GIVEN PROBLEM:
In your copy, include every line of the listing below exactly but none of the pictures.

ENTRIES SHOWN:
------------------------------
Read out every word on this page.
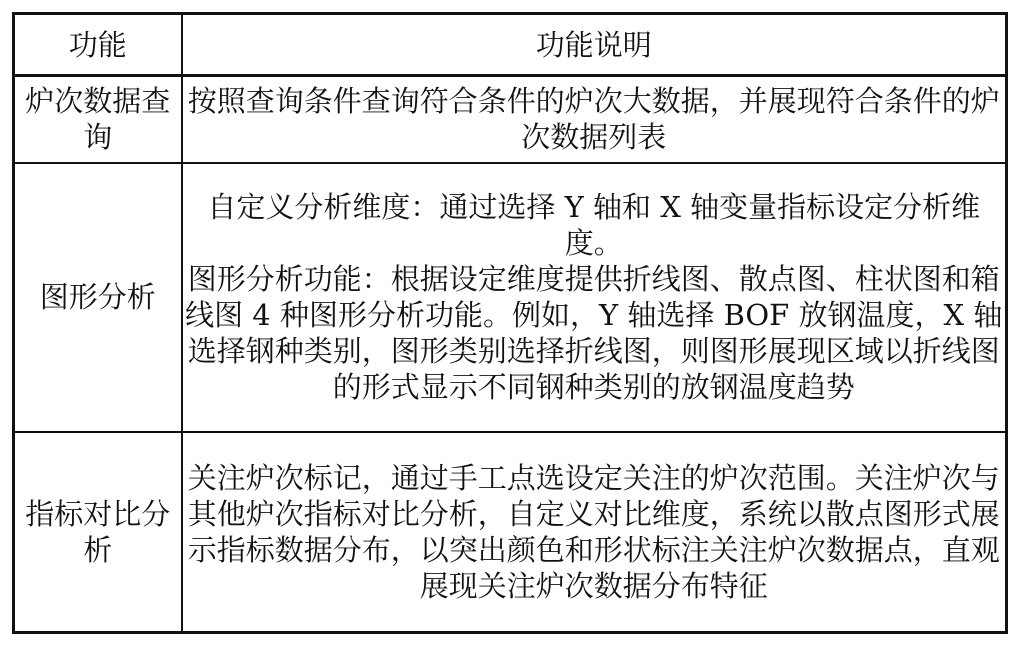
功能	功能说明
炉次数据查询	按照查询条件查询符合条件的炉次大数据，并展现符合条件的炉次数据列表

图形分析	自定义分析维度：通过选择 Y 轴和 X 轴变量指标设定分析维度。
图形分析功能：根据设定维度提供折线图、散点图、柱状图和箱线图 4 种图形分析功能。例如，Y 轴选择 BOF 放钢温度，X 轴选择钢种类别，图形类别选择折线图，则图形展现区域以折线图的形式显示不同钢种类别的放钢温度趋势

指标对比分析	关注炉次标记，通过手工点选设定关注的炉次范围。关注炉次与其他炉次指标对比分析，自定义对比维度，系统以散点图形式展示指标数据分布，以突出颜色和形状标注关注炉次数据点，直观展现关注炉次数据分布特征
------------------------------
RESPONSE:
Read out every word on this page.
功能	功能说明
炉次数据查询	按照查询条件查询符合条件的炉次大数据，并展现符合条件的炉次数据列表

图形分析	自定义分析维度：通过选择 Y 轴和 X 轴变量指标设定分析维度。
图形分析功能：根据设定维度提供折线图、散点图、柱状图和箱线图 4 种图形分析功能。例如，Y 轴选择 BOF 放钢温度，X 轴选择钢种类别，图形类别选择折线图，则图形展现区域以折线图的形式显示不同钢种类别的放钢温度趋势

指标对比分析	关注炉次标记，通过手工点选设定关注的炉次范围。关注炉次与其他炉次指标对比分析，自定义对比维度，系统以散点图形式展示指标数据分布，以突出颜色和形状标注关注炉次数据点，直观展现关注炉次数据分布特征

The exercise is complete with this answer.